Repeat the material verbatim. Images are excluded from the copy.

* _Data supplied_:
>> BEGIN

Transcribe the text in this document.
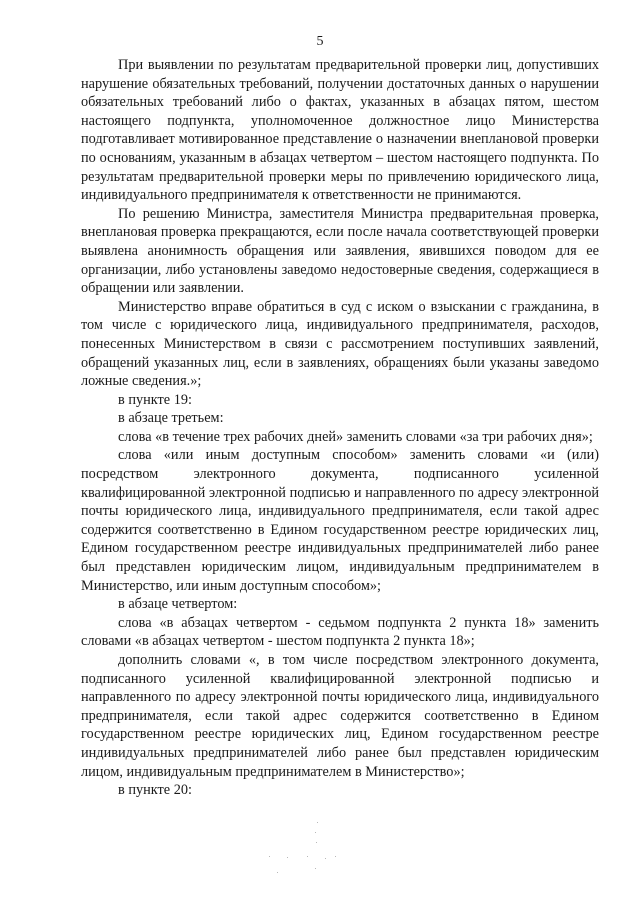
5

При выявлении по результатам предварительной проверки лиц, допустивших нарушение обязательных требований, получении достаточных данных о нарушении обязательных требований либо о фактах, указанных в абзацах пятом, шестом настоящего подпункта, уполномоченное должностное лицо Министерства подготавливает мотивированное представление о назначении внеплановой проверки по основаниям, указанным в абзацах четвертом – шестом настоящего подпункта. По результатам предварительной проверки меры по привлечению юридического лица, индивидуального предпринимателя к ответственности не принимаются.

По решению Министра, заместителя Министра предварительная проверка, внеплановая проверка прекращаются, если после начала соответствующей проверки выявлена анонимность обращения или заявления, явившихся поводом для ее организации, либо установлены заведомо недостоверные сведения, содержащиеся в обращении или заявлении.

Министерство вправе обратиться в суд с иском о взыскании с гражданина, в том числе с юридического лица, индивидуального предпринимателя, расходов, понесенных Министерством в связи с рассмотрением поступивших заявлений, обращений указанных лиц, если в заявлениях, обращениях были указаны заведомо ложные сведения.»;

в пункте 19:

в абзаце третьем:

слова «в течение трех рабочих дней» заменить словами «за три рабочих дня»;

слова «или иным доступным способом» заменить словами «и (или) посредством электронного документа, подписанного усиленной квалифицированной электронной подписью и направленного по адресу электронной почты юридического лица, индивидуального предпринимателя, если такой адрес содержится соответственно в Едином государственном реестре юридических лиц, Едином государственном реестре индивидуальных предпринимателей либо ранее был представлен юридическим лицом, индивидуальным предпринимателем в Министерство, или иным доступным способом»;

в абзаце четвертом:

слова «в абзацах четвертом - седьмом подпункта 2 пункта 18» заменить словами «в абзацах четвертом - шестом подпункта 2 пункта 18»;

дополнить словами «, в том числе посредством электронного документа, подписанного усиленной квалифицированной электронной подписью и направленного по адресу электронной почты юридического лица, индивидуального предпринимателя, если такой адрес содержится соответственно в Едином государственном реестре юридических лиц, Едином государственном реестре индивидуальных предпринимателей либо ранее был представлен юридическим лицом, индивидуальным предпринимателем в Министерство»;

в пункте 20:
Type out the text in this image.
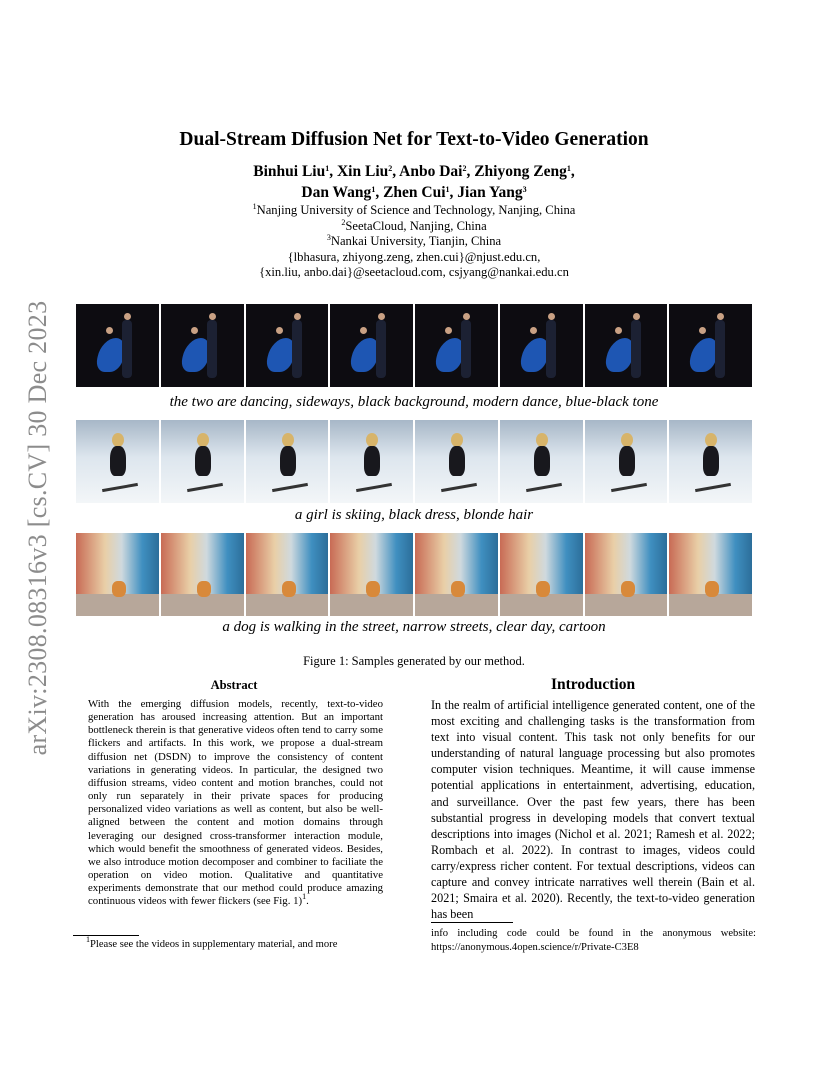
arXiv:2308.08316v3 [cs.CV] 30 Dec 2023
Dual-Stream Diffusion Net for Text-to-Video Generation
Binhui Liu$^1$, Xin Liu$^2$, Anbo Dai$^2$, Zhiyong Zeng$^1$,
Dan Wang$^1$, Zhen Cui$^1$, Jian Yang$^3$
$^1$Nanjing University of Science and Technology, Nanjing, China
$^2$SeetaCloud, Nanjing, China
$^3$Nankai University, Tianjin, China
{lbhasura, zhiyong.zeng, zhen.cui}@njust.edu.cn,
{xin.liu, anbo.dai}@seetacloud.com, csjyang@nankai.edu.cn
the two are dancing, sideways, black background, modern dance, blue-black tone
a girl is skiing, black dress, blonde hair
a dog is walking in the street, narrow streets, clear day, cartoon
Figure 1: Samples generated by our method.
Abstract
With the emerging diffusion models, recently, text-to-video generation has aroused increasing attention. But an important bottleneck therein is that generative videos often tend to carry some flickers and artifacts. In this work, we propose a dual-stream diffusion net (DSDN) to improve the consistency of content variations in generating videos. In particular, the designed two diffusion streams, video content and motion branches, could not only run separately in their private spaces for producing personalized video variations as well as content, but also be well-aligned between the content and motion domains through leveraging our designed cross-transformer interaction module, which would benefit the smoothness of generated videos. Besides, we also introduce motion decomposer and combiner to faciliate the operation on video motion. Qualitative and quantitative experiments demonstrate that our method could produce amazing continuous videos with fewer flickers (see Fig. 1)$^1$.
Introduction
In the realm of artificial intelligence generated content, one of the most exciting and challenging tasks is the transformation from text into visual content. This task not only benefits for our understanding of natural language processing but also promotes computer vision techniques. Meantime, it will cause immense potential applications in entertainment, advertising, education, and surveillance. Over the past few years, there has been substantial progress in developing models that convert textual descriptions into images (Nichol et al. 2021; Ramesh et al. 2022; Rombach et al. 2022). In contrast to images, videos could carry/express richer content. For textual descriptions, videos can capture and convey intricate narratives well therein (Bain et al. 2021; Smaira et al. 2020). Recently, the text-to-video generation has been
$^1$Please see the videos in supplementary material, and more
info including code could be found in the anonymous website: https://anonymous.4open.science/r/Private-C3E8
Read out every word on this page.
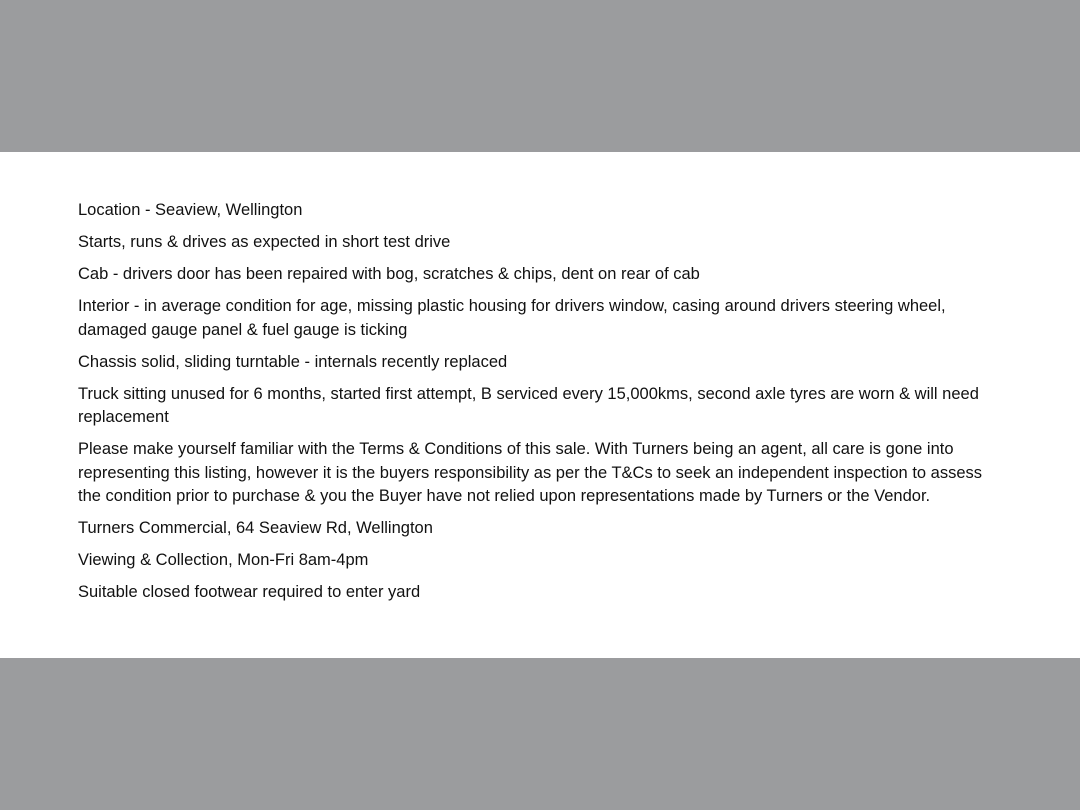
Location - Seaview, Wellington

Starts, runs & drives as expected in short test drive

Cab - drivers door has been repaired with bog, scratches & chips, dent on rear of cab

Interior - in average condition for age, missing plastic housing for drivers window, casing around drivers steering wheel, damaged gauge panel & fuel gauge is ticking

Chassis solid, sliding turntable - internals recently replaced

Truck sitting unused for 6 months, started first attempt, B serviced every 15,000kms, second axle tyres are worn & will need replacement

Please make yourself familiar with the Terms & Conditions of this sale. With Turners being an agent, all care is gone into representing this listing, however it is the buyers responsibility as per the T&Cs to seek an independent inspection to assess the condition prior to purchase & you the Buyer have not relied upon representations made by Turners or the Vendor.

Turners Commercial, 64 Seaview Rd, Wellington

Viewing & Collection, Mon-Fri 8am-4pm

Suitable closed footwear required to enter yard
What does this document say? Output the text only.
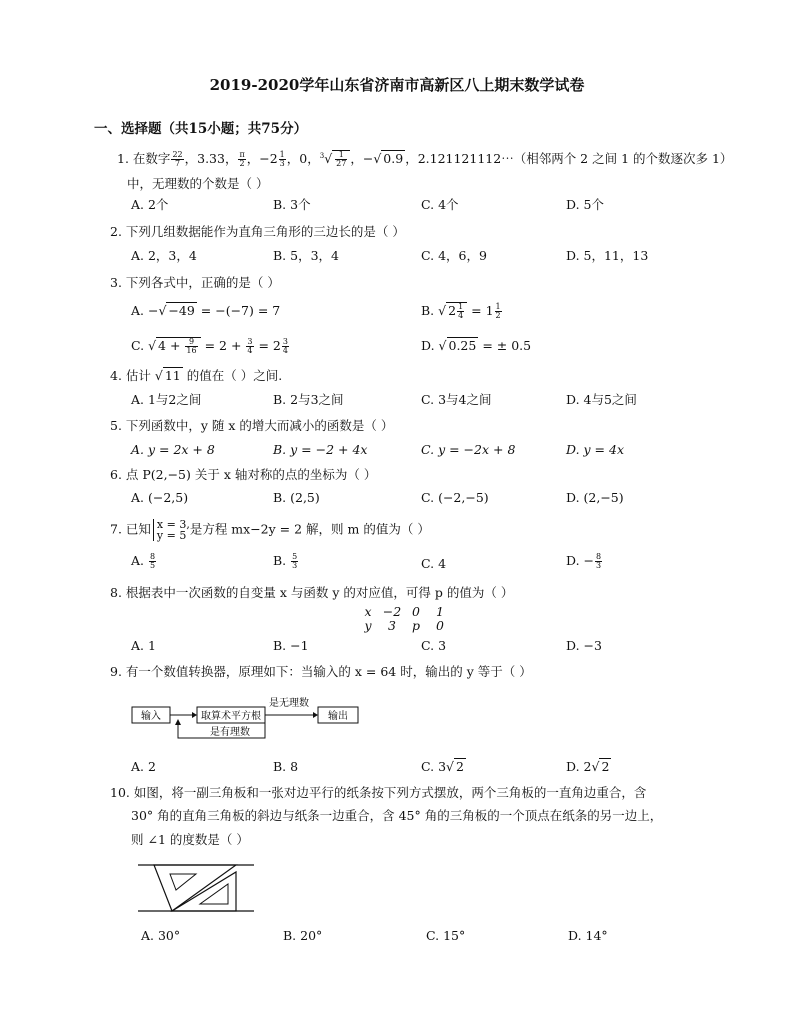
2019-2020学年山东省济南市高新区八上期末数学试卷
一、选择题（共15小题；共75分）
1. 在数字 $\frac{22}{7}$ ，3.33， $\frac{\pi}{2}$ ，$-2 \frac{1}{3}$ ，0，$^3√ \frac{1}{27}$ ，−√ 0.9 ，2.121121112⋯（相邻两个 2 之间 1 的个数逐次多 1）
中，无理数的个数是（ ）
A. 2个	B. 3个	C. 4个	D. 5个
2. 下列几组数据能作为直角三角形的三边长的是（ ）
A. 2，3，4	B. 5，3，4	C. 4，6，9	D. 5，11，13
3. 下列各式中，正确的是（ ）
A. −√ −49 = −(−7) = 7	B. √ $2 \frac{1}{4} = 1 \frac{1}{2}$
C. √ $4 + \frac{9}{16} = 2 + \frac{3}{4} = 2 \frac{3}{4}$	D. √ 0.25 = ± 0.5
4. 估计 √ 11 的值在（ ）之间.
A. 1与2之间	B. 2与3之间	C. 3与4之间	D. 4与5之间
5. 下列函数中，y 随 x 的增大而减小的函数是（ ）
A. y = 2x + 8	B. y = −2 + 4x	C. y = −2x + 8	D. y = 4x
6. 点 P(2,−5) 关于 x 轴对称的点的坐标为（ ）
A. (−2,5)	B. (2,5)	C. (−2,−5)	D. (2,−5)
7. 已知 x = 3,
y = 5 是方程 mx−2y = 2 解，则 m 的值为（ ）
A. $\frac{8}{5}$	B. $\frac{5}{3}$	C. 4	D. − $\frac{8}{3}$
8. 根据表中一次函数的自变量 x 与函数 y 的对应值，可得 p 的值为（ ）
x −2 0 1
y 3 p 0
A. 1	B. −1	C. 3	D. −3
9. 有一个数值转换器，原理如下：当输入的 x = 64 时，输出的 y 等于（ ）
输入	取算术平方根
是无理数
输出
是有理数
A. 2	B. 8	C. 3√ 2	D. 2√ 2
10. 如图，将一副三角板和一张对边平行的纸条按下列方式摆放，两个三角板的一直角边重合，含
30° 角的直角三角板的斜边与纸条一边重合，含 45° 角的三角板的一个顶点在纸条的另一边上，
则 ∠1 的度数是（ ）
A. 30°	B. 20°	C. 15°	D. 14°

>> END

* _Written answer_:
Transcribe the text in this document.
5

При выявлении по результатам предварительной проверки лиц, допустивших нарушение обязательных требований, получении достаточных данных о нарушении обязательных требований либо о фактах, указанных в абзацах пятом, шестом настоящего подпункта, уполномоченное должностное лицо Министерства подготавливает мотивированное представление о назначении внеплановой проверки по основаниям, указанным в абзацах четвертом – шестом настоящего подпункта. По результатам предварительной проверки меры по привлечению юридического лица, индивидуального предпринимателя к ответственности не принимаются.

По решению Министра, заместителя Министра предварительная проверка, внеплановая проверка прекращаются, если после начала соответствующей проверки выявлена анонимность обращения или заявления, явившихся поводом для ее организации, либо установлены заведомо недостоверные сведения, содержащиеся в обращении или заявлении.

Министерство вправе обратиться в суд с иском о взыскании с гражданина, в том числе с юридического лица, индивидуального предпринимателя, расходов, понесенных Министерством в связи с рассмотрением поступивших заявлений, обращений указанных лиц, если в заявлениях, обращениях были указаны заведомо ложные сведения.»;

в пункте 19:

в абзаце третьем:

слова «в течение трех рабочих дней» заменить словами «за три рабочих дня»;

слова «или иным доступным способом» заменить словами «и (или) посредством электронного документа, подписанного усиленной квалифицированной электронной подписью и направленного по адресу электронной почты юридического лица, индивидуального предпринимателя, если такой адрес содержится соответственно в Едином государственном реестре юридических лиц, Едином государственном реестре индивидуальных предпринимателей либо ранее был представлен юридическим лицом, индивидуальным предпринимателем в Министерство, или иным доступным способом»;

в абзаце четвертом:

слова «в абзацах четвертом - седьмом подпункта 2 пункта 18» заменить словами «в абзацах четвертом - шестом подпункта 2 пункта 18»;

дополнить словами «, в том числе посредством электронного документа, подписанного усиленной квалифицированной электронной подписью и направленного по адресу электронной почты юридического лица, индивидуального предпринимателя, если такой адрес содержится соответственно в Едином государственном реестре юридических лиц, Едином государственном реестре индивидуальных предпринимателей либо ранее был представлен юридическим лицом, индивидуальным предпринимателем в Министерство»;

в пункте 20:
Type out the text in this image.
arXiv:2308.08316v3 [cs.CV] 30 Dec 2023
Dual-Stream Diffusion Net for Text-to-Video Generation
Binhui Liu$^1$, Xin Liu$^2$, Anbo Dai$^2$, Zhiyong Zeng$^1$,
Dan Wang$^1$, Zhen Cui$^1$, Jian Yang$^3$
$^1$Nanjing University of Science and Technology, Nanjing, China
$^2$SeetaCloud, Nanjing, China
$^3$Nankai University, Tianjin, China
{lbhasura, zhiyong.zeng, zhen.cui}@njust.edu.cn,
{xin.liu, anbo.dai}@seetacloud.com, csjyang@nankai.edu.cn
the two are dancing, sideways, black background, modern dance, blue-black tone
a girl is skiing, black dress, blonde hair
a dog is walking in the street, narrow streets, clear day, cartoon
Figure 1: Samples generated by our method.
Abstract
With the emerging diffusion models, recently, text-to-video generation has aroused increasing attention. But an important bottleneck therein is that generative videos often tend to carry some flickers and artifacts. In this work, we propose a dual-stream diffusion net (DSDN) to improve the consistency of content variations in generating videos. In particular, the designed two diffusion streams, video content and motion branches, could not only run separately in their private spaces for producing personalized video variations as well as content, but also be well-aligned between the content and motion domains through leveraging our designed cross-transformer interaction module, which would benefit the smoothness of generated videos. Besides, we also introduce motion decomposer and combiner to faciliate the operation on video motion. Qualitative and quantitative experiments demonstrate that our method could produce amazing continuous videos with fewer flickers (see Fig. 1)$^1$.
Introduction
In the realm of artificial intelligence generated content, one of the most exciting and challenging tasks is the transformation from text into visual content. This task not only benefits for our understanding of natural language processing but also promotes computer vision techniques. Meantime, it will cause immense potential applications in entertainment, advertising, education, and surveillance. Over the past few years, there has been substantial progress in developing models that convert textual descriptions into images (Nichol et al. 2021; Ramesh et al. 2022; Rombach et al. 2022). In contrast to images, videos could carry/express richer content. For textual descriptions, videos can capture and convey intricate narratives well therein (Bain et al. 2021; Smaira et al. 2020). Recently, the text-to-video generation has been
$^1$Please see the videos in supplementary material, and more
info including code could be found in the anonymous website: https://anonymous.4open.science/r/Private-C3E8
Read out every word on this page.
Location - Seaview, Wellington

Starts, runs & drives as expected in short test drive

Cab - drivers door has been repaired with bog, scratches & chips, dent on rear of cab

Interior - in average condition for age, missing plastic housing for drivers window, casing around drivers steering wheel, damaged gauge panel & fuel gauge is ticking

Chassis solid, sliding turntable - internals recently replaced

Truck sitting unused for 6 months, started first attempt, B serviced every 15,000kms, second axle tyres are worn & will need replacement

Please make yourself familiar with the Terms & Conditions of this sale. With Turners being an agent, all care is gone into representing this listing, however it is the buyers responsibility as per the T&Cs to seek an independent inspection to assess the condition prior to purchase & you the Buyer have not relied upon representations made by Turners or the Vendor.

Turners Commercial, 64 Seaview Rd, Wellington

Viewing & Collection, Mon-Fri 8am-4pm

Suitable closed footwear required to enter yard
What does this document say? Output the text only.
2019-2020学年山东省济南市高新区八上期末数学试卷
一、选择题（共15小题；共75分）
1. 在数字 $\frac{22}{7}$ ，3.33， $\frac{\pi}{2}$ ，$-2 \frac{1}{3}$ ，0，$^3√ \frac{1}{27}$ ，−√ 0.9 ，2.121121112⋯（相邻两个 2 之间 1 的个数逐次多 1）
中，无理数的个数是（ ）
A. 2个	B. 3个	C. 4个	D. 5个
2. 下列几组数据能作为直角三角形的三边长的是（ ）
A. 2，3，4	B. 5，3，4	C. 4，6，9	D. 5，11，13
3. 下列各式中，正确的是（ ）
A. −√ −49 = −(−7) = 7	B. √ $2 \frac{1}{4} = 1 \frac{1}{2}$
C. √ $4 + \frac{9}{16} = 2 + \frac{3}{4} = 2 \frac{3}{4}$	D. √ 0.25 = ± 0.5
4. 估计 √ 11 的值在（ ）之间.
A. 1与2之间	B. 2与3之间	C. 3与4之间	D. 4与5之间
5. 下列函数中，y 随 x 的增大而减小的函数是（ ）
A. y = 2x + 8	B. y = −2 + 4x	C. y = −2x + 8	D. y = 4x
6. 点 P(2,−5) 关于 x 轴对称的点的坐标为（ ）
A. (−2,5)	B. (2,5)	C. (−2,−5)	D. (2,−5)
7. 已知 x = 3,
y = 5 是方程 mx−2y = 2 解，则 m 的值为（ ）
A. $\frac{8}{5}$	B. $\frac{5}{3}$	C. 4	D. − $\frac{8}{3}$
8. 根据表中一次函数的自变量 x 与函数 y 的对应值，可得 p 的值为（ ）
x −2 0 1
y 3 p 0
A. 1	B. −1	C. 3	D. −3
9. 有一个数值转换器，原理如下：当输入的 x = 64 时，输出的 y 等于（ ）
输入	取算术平方根
是无理数
输出
是有理数
A. 2	B. 8	C. 3√ 2	D. 2√ 2
10. 如图，将一副三角板和一张对边平行的纸条按下列方式摆放，两个三角板的一直角边重合，含
30° 角的直角三角板的斜边与纸条一边重合，含 45° 角的三角板的一个顶点在纸条的另一边上，
则 ∠1 的度数是（ ）
A. 30°	B. 20°	C. 15°	D. 14°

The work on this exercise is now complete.